• [Listed records]
####################

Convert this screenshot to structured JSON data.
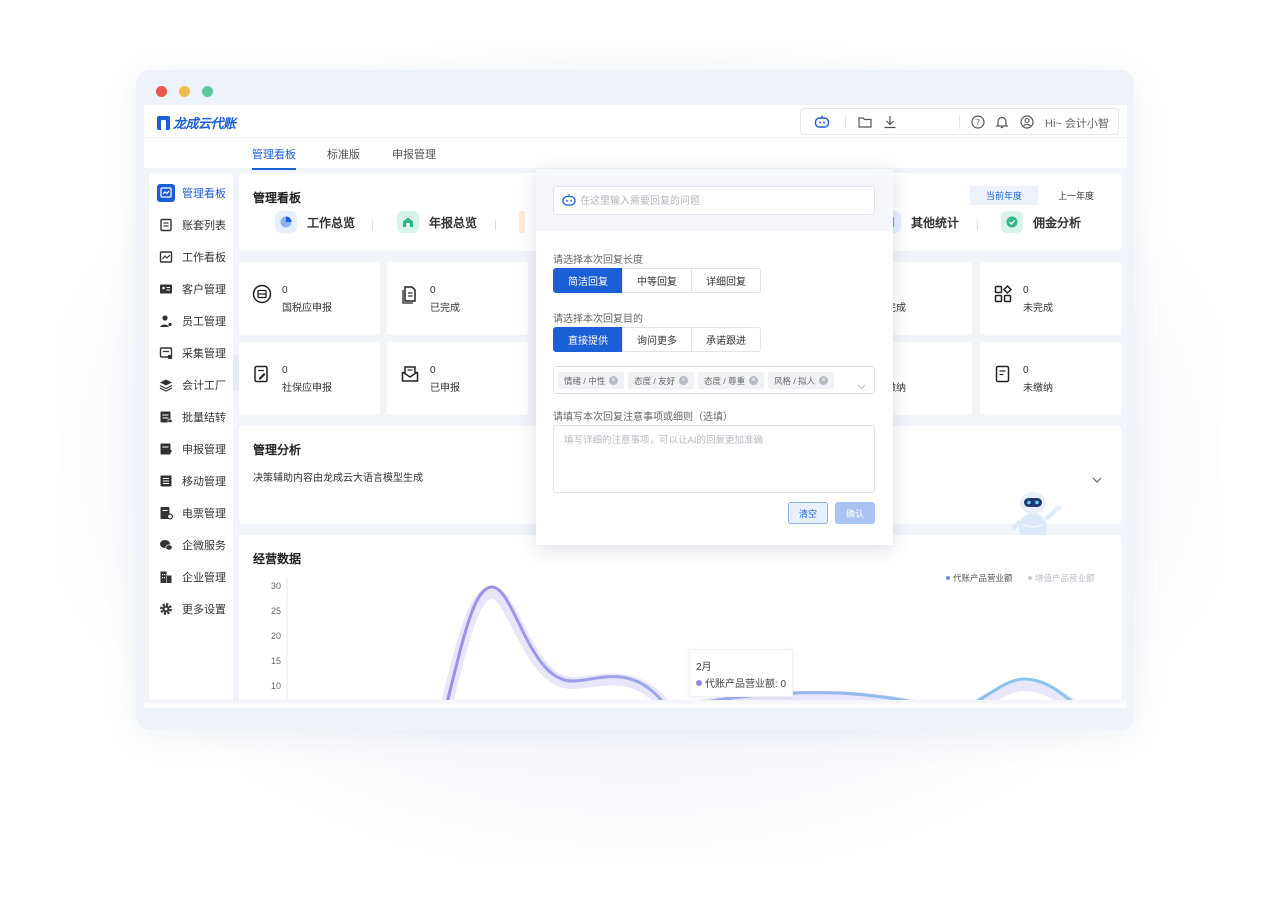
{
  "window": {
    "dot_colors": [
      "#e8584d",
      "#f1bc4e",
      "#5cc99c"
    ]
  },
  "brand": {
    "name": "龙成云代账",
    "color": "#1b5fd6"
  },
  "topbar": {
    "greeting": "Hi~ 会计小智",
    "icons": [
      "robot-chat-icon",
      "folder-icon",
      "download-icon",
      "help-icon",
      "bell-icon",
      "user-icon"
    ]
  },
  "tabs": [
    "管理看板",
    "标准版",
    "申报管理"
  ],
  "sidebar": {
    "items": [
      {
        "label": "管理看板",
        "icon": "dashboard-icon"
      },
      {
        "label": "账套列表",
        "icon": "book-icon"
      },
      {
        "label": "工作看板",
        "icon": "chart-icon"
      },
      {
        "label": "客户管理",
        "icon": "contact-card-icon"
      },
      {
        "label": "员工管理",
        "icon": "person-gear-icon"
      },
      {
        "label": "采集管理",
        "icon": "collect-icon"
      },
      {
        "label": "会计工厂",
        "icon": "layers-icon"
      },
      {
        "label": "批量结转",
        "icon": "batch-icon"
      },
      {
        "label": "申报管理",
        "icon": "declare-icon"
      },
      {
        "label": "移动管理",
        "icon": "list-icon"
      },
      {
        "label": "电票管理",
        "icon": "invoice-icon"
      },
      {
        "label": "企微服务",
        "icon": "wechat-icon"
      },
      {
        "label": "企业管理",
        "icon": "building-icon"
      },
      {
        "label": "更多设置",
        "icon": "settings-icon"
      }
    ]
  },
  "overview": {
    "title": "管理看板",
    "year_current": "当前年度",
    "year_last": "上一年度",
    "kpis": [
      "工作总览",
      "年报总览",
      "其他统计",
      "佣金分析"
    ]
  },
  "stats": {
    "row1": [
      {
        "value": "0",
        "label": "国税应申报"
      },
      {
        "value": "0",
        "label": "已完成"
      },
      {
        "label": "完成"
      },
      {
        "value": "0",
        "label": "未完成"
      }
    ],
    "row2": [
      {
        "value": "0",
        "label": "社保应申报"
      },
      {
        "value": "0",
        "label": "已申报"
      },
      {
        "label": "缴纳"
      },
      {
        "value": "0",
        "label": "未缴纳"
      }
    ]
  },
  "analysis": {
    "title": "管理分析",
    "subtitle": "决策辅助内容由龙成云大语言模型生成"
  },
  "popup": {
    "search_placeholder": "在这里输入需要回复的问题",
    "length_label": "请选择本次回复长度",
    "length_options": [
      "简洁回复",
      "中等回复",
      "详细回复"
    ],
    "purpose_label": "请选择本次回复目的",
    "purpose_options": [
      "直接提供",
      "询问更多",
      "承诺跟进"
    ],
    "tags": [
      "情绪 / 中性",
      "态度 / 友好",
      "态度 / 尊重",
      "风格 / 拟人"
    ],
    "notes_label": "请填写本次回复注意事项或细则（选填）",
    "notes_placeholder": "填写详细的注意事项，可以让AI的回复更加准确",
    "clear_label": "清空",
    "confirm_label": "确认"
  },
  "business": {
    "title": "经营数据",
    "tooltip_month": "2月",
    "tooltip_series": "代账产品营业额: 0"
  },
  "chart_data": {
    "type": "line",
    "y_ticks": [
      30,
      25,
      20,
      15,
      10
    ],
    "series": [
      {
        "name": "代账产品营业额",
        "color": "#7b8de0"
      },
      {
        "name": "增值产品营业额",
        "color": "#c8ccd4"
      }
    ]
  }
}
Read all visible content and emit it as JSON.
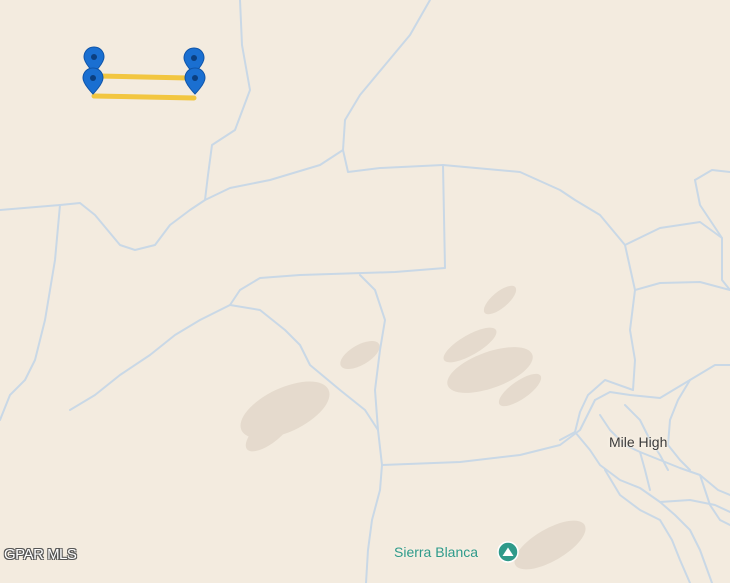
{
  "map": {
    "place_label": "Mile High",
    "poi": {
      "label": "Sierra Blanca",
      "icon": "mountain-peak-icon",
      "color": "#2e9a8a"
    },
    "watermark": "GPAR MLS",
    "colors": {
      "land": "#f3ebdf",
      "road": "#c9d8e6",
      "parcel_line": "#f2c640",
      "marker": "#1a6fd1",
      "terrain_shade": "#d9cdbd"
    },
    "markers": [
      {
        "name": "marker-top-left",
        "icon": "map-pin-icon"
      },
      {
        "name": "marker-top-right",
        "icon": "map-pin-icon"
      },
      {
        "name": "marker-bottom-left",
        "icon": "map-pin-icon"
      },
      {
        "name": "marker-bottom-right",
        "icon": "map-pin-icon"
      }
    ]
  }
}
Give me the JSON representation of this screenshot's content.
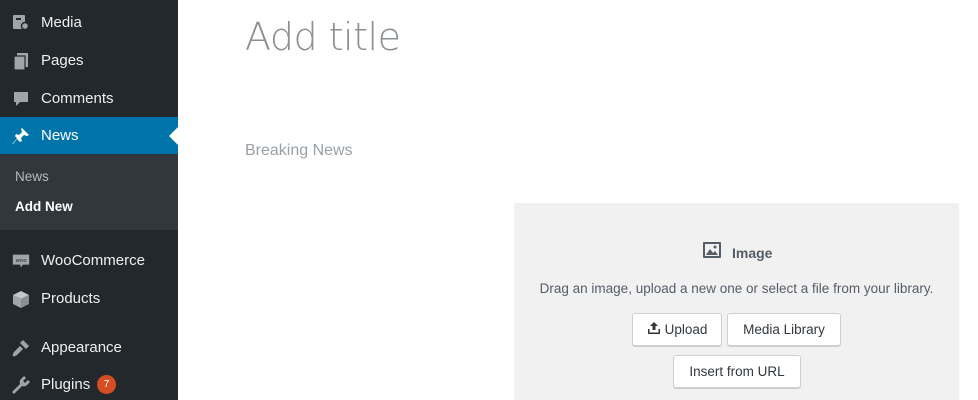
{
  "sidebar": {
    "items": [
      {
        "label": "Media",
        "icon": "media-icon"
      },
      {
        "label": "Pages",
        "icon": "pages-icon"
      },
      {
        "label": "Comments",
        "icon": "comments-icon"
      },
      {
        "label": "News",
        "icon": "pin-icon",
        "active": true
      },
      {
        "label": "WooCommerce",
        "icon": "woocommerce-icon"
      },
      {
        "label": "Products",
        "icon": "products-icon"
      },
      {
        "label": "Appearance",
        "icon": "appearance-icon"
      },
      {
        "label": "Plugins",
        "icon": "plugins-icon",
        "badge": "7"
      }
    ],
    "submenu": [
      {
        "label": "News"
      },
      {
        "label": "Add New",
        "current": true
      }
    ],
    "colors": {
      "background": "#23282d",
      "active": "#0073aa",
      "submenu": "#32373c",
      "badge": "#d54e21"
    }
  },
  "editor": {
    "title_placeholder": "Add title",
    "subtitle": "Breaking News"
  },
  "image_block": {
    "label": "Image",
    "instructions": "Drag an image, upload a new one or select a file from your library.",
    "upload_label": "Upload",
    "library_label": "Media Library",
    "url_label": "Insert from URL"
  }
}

####################

• [Given exercise] From the line that holds "Read all visible content and emit it as JSON." to the last line of the records, please copy each line exactly and nothing else. Pictures stay out.

• [Solution to this problem]
Read all visible content and emit it as JSON.
{
  "map": {
    "place_label": "Mile High",
    "poi": {
      "label": "Sierra Blanca",
      "icon": "mountain-peak-icon",
      "color": "#2e9a8a"
    },
    "watermark": "GPAR MLS",
    "colors": {
      "land": "#f3ebdf",
      "road": "#c9d8e6",
      "parcel_line": "#f2c640",
      "marker": "#1a6fd1",
      "terrain_shade": "#d9cdbd"
    },
    "markers": [
      {
        "name": "marker-top-left",
        "icon": "map-pin-icon"
      },
      {
        "name": "marker-top-right",
        "icon": "map-pin-icon"
      },
      {
        "name": "marker-bottom-left",
        "icon": "map-pin-icon"
      },
      {
        "name": "marker-bottom-right",
        "icon": "map-pin-icon"
      }
    ]
  }
}
Give me the JSON representation of this screenshot's content.
{
  "sidebar": {
    "items": [
      {
        "label": "Media",
        "icon": "media-icon"
      },
      {
        "label": "Pages",
        "icon": "pages-icon"
      },
      {
        "label": "Comments",
        "icon": "comments-icon"
      },
      {
        "label": "News",
        "icon": "pin-icon",
        "active": true
      },
      {
        "label": "WooCommerce",
        "icon": "woocommerce-icon"
      },
      {
        "label": "Products",
        "icon": "products-icon"
      },
      {
        "label": "Appearance",
        "icon": "appearance-icon"
      },
      {
        "label": "Plugins",
        "icon": "plugins-icon",
        "badge": "7"
      }
    ],
    "submenu": [
      {
        "label": "News"
      },
      {
        "label": "Add New",
        "current": true
      }
    ],
    "colors": {
      "background": "#23282d",
      "active": "#0073aa",
      "submenu": "#32373c",
      "badge": "#d54e21"
    }
  },
  "editor": {
    "title_placeholder": "Add title",
    "subtitle": "Breaking News"
  },
  "image_block": {
    "label": "Image",
    "instructions": "Drag an image, upload a new one or select a file from your library.",
    "upload_label": "Upload",
    "library_label": "Media Library",
    "url_label": "Insert from URL"
  }
}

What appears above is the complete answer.